:: Source records

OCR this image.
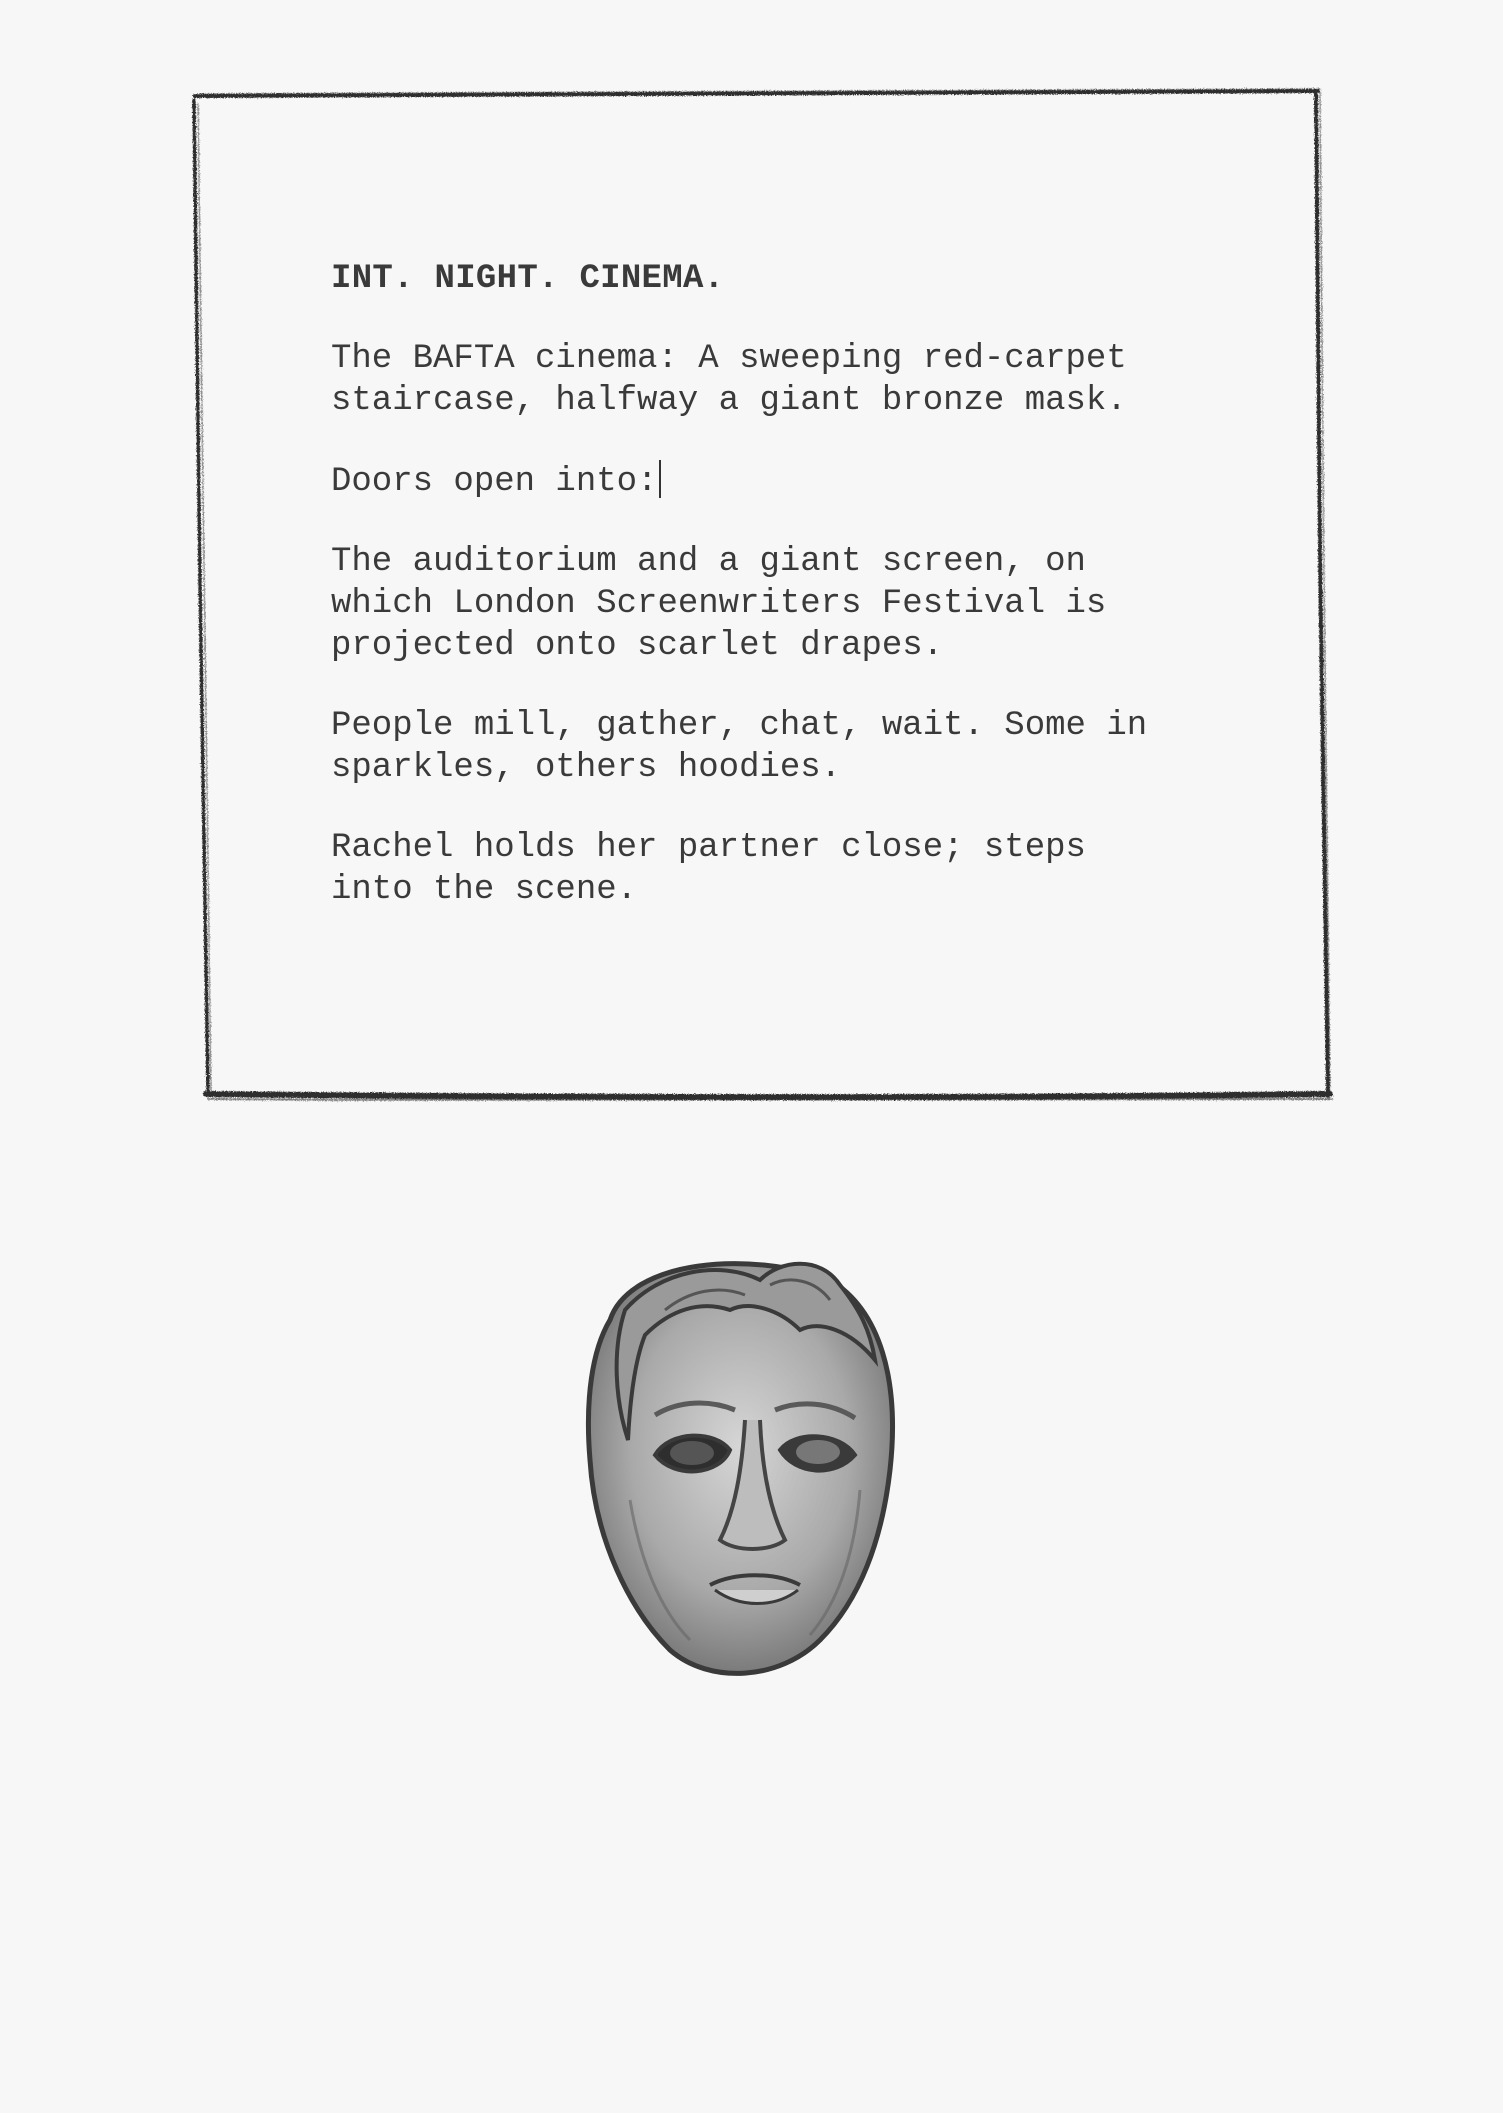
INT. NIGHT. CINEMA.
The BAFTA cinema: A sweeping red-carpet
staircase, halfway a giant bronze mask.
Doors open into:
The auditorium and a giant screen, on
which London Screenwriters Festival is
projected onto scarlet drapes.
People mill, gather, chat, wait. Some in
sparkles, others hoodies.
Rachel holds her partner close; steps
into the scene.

::::

What you have to do
Print the complete listing exactly, apart from any pictures.

Written answer
OCR this image.
INT. NIGHT. CINEMA.
The BAFTA cinema: A sweeping red-carpet
staircase, halfway a giant bronze mask.
Doors open into:
The auditorium and a giant screen, on
which London Screenwriters Festival is
projected onto scarlet drapes.
People mill, gather, chat, wait. Some in
sparkles, others hoodies.
Rachel holds her partner close; steps
into the scene.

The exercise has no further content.